### Selection
[Start]
Scheduled Downtime
On Tuesday 24 October 2023 @ 5pm MT the forums will be in read only mode in preparation for the downtime. On Wednesday 25 October 2023 @ 5am MT, this website will be down for maintenance and expected to return online later in the morning.
Normal Operations
The forums are back online with normal operations. If you notice any issues or errors related to the forums, please reach out to help@ucar.edu

Lib needed for Py 2.7.15

wvsi3w

wvsi3w
Member
Hi.
I am going to do the ensembled consistency test on beluga and narval.
It needs python 2.7.15 to run it and I installed it manually on beluga but for the test to run it needs some libraries to be loaded.
Do you know what specific libraries are needed for this version of python?

Let me know if there is another way to do the test.

Thanks in advance
 

erik

Erik Kluzek
CSEG and Liaisons
Staff member
Hmmm. I'm not sure about the answer to this one. I'll try to track someone down.
 

jedwards

CSEG and Liaisons
Staff member
Please be more specific about the test you are running and the error you are encountering.
The latest version of the ECT does not require python2.
 

wvsi3w

wvsi3w
Member
Hello again
sorry for the delay I was trying several stuff.
I tried the ECT with latest version of Python before (and tried again recently) but it doesn't work. So I tried it with 2.7.18 and the following is what happened on Narval and Beluga clusters of Canada:

Last time it failed on beluga because of some missing libraries or modules (e.g. python 2.7.15) and it failed even by using a virtual environment and using the manually loaded py2.7.15 .
This time I used py2.7.18 and didn't have the previous issue but I am facing another problem with beluga which seems like other missing libraries:

ERROR: /lustre03/project/6001010/my_cesm_sandbox/cime/src/build_scripts/buildlib.mct FAILED, cat /home/meisam/projects/def-hbeltram/cesm2_1_3_OUT/ensemble.cesm_tag.000/bld/mct.bldlog.231115-164556
Error building...

I tried ECT on Narval too, and shockingly it passed the steps of ensemble.py and submitted all of the ECTs on Narval but unfortunately it all failed (2 min of running 4 ect) with the following message:

case.run error
'ascii' codec can't encode character u'\xe9' in position 852: ordinal not in range(128)
case.setup error
'ascii' codec can't encode character u'\xe9' in position 787: ordinal not in range(128)

- P.S. 1. I am using different configurations on Narval and Beluga and the one I use on Narval doesn't require adding python version in the bash_profile file but the one I used in beluga requires that.

P.S. 2. I am going to try this on another cluster (Cedar) and will let you know of the results of doing ECT.
[End]
### To do
**a.** Reproduce the portion of the thread that opens with the words containing "Last time it" and closes with "loaded py2.7.15 .".
**b.** According to the thread, why did the poster run the ECT with Python 2.7.18?

### Recorded data
[Start]
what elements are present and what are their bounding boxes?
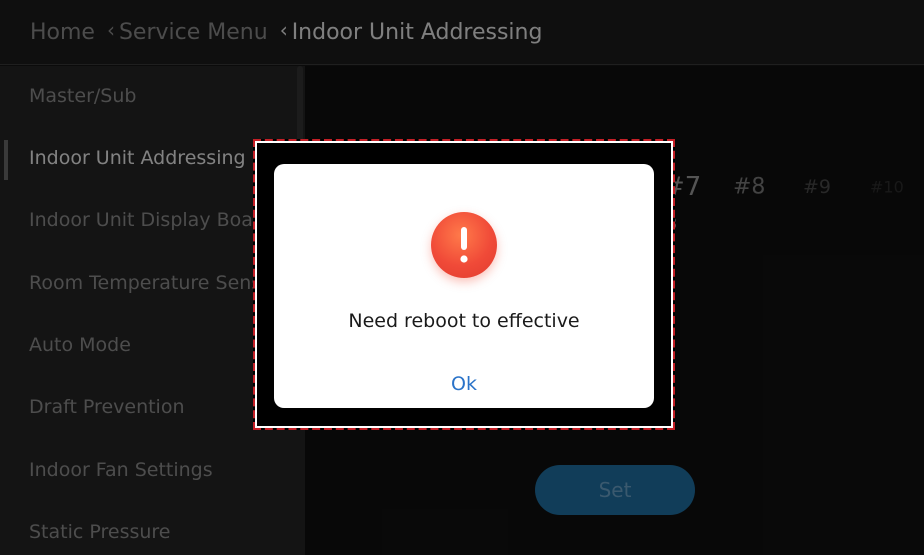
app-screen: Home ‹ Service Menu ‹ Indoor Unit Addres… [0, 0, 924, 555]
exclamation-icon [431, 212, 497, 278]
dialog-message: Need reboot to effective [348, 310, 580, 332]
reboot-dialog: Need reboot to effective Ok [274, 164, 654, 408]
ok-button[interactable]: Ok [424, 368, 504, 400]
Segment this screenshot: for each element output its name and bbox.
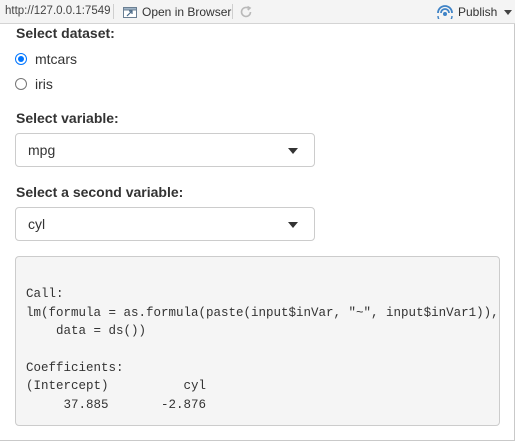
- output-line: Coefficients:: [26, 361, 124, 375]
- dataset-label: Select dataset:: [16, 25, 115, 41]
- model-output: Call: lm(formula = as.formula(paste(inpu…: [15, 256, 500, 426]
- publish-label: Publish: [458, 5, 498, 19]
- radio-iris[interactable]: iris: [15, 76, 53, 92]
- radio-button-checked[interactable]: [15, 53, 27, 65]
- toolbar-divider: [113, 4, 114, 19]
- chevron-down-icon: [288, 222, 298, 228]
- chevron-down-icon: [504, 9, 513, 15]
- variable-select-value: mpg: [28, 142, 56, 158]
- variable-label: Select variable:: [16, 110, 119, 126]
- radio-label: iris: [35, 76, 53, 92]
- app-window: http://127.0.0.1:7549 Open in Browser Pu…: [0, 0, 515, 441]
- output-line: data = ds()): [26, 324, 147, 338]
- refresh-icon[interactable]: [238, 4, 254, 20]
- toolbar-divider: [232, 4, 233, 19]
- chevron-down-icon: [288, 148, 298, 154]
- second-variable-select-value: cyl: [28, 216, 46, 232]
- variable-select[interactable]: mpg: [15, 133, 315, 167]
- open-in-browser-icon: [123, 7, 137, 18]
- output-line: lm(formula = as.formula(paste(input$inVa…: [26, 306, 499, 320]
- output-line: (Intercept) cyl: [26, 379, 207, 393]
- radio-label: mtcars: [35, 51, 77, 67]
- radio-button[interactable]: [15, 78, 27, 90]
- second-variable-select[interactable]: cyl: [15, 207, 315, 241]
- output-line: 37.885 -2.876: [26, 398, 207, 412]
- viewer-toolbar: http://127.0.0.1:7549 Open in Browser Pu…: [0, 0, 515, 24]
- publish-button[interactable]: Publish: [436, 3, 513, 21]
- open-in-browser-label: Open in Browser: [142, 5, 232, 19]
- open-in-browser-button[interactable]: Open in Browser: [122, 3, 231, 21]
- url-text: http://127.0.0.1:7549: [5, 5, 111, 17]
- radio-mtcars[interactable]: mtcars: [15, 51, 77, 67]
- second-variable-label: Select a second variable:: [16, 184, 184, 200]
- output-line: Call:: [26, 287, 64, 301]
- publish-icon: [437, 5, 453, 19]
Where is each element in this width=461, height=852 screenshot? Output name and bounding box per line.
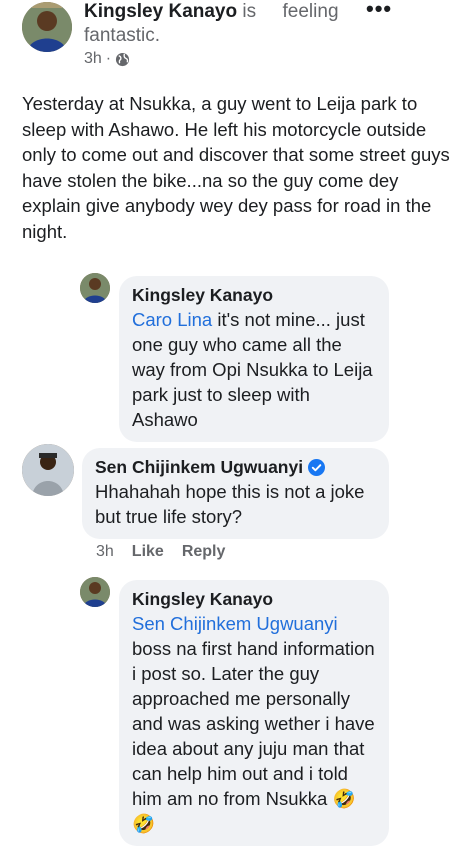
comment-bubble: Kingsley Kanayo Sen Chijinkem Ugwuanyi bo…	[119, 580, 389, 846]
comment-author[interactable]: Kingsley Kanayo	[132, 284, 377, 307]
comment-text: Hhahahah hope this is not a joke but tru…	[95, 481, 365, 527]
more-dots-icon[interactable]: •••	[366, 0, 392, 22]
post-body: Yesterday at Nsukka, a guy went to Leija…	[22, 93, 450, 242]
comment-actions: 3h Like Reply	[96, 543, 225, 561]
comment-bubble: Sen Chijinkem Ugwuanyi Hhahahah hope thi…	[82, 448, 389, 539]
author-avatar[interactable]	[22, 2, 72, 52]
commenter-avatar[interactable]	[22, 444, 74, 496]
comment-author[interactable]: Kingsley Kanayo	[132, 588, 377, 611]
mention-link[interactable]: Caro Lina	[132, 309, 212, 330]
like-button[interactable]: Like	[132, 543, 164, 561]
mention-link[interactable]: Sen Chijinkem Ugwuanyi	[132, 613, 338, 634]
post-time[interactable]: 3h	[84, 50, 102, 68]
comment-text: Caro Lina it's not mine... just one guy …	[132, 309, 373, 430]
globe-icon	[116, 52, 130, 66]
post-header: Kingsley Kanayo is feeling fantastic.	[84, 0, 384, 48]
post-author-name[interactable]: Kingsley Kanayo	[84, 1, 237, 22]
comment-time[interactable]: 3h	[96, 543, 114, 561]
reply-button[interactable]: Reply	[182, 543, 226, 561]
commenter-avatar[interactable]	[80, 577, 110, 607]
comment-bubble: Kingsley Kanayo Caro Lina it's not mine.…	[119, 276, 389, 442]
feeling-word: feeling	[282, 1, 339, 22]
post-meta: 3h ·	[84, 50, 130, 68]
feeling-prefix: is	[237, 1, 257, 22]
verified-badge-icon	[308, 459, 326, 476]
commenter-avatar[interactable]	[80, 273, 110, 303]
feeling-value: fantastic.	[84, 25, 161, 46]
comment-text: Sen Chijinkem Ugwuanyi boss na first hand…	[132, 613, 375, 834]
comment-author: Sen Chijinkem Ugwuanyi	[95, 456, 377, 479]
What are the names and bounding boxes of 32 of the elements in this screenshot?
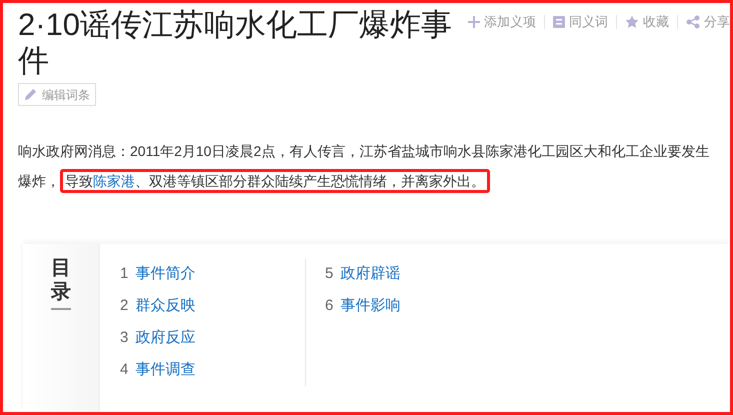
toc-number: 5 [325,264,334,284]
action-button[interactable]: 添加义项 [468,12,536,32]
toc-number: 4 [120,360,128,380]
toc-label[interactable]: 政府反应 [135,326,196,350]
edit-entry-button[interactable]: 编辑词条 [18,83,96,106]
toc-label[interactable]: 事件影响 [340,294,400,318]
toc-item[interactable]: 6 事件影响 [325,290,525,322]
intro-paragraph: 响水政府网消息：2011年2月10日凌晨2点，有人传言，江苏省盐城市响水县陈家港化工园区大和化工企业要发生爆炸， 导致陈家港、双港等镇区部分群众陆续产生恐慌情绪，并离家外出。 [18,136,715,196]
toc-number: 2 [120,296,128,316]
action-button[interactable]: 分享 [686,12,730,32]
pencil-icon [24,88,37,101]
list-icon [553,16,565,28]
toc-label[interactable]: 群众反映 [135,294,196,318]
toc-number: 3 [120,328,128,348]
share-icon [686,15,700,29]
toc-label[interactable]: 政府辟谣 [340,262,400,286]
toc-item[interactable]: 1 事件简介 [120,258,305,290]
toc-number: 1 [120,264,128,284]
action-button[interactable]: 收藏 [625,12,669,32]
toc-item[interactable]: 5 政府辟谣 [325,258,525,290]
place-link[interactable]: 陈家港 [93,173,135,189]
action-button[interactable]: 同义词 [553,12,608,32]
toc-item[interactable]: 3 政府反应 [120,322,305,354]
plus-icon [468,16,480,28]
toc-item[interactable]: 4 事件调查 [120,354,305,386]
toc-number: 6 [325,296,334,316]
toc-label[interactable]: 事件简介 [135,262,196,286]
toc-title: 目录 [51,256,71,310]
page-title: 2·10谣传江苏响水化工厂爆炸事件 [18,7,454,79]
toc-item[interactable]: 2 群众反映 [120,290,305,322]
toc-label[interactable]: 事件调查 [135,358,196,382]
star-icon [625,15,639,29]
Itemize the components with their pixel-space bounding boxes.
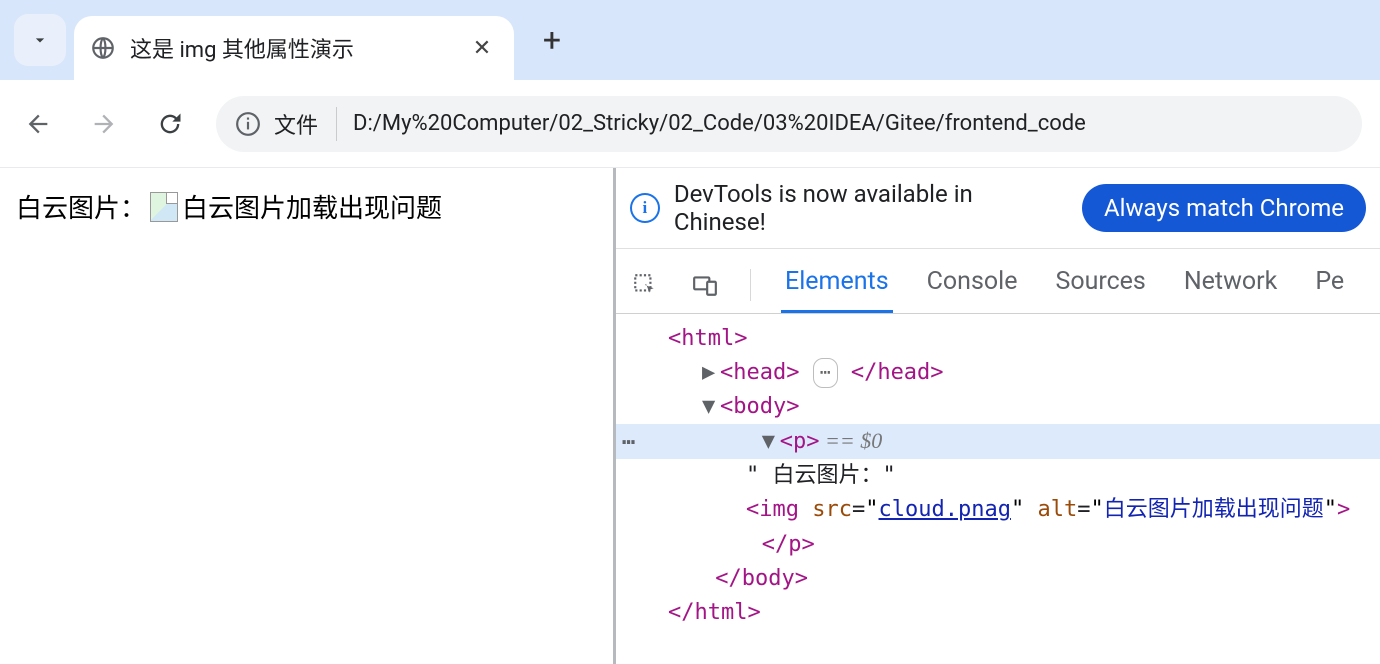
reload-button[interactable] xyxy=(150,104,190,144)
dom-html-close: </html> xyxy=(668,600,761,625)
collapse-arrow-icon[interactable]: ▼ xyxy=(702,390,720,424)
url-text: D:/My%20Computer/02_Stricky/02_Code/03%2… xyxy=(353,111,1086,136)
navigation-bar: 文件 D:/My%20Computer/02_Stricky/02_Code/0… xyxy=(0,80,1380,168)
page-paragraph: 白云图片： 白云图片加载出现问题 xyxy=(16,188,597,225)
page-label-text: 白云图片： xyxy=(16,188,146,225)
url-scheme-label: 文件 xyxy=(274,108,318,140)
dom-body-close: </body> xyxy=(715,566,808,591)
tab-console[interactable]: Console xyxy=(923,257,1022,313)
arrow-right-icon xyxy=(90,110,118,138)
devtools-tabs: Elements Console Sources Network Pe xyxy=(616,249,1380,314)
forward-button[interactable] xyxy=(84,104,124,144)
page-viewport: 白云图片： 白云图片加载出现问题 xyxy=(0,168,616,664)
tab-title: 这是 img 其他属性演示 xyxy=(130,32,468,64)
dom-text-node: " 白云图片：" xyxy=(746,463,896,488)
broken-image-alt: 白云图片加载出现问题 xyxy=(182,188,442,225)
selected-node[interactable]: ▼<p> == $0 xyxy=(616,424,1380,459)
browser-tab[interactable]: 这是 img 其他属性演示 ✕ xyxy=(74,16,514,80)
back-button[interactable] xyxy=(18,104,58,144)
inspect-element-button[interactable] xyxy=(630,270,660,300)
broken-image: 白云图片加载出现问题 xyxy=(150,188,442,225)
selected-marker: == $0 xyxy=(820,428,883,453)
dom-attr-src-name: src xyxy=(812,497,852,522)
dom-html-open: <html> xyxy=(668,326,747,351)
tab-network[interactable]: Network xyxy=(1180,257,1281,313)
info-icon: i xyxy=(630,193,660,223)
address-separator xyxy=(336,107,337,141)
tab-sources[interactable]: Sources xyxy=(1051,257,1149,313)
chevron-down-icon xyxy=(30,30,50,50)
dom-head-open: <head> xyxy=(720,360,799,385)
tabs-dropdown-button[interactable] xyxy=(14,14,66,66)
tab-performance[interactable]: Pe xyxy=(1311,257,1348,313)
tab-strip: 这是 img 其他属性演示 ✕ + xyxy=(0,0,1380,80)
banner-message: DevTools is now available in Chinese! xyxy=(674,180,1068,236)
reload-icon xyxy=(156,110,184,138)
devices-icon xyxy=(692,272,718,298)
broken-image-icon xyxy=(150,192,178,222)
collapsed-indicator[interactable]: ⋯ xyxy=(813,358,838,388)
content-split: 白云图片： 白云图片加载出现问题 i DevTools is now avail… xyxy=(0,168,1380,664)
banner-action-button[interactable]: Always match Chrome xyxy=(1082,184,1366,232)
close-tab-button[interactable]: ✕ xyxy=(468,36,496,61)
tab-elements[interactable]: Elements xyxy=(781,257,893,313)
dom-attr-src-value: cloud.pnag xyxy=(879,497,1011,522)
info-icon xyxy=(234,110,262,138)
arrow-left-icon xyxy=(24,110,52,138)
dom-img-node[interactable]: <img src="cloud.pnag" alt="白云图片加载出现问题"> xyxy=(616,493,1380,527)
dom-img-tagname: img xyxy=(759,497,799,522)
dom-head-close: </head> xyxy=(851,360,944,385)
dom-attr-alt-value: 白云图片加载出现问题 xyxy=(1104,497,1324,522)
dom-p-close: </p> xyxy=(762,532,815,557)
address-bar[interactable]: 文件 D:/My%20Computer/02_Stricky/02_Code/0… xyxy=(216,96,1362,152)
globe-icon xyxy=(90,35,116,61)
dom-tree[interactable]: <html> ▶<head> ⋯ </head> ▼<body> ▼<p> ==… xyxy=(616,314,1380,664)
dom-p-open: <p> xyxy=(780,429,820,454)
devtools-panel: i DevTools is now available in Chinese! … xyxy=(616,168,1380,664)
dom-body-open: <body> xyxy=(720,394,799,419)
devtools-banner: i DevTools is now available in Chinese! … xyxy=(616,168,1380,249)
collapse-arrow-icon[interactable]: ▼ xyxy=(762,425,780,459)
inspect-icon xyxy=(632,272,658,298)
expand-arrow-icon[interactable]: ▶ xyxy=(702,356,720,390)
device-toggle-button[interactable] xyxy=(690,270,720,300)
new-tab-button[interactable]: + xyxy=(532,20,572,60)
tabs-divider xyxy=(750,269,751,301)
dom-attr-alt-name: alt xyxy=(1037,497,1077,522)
[End]
### Task answers
**a.**
Last time it failed on beluga because of some missing libraries or modules (e.g. python 2.7.15) and it failed even by using a virtual environment and using the manually loaded py2.7.15 .

**b.** The poster had tried the ECT with the latest version of Python, both earlier and again more recently, and it did not work. The poster therefore tried it with Python 2.7.18.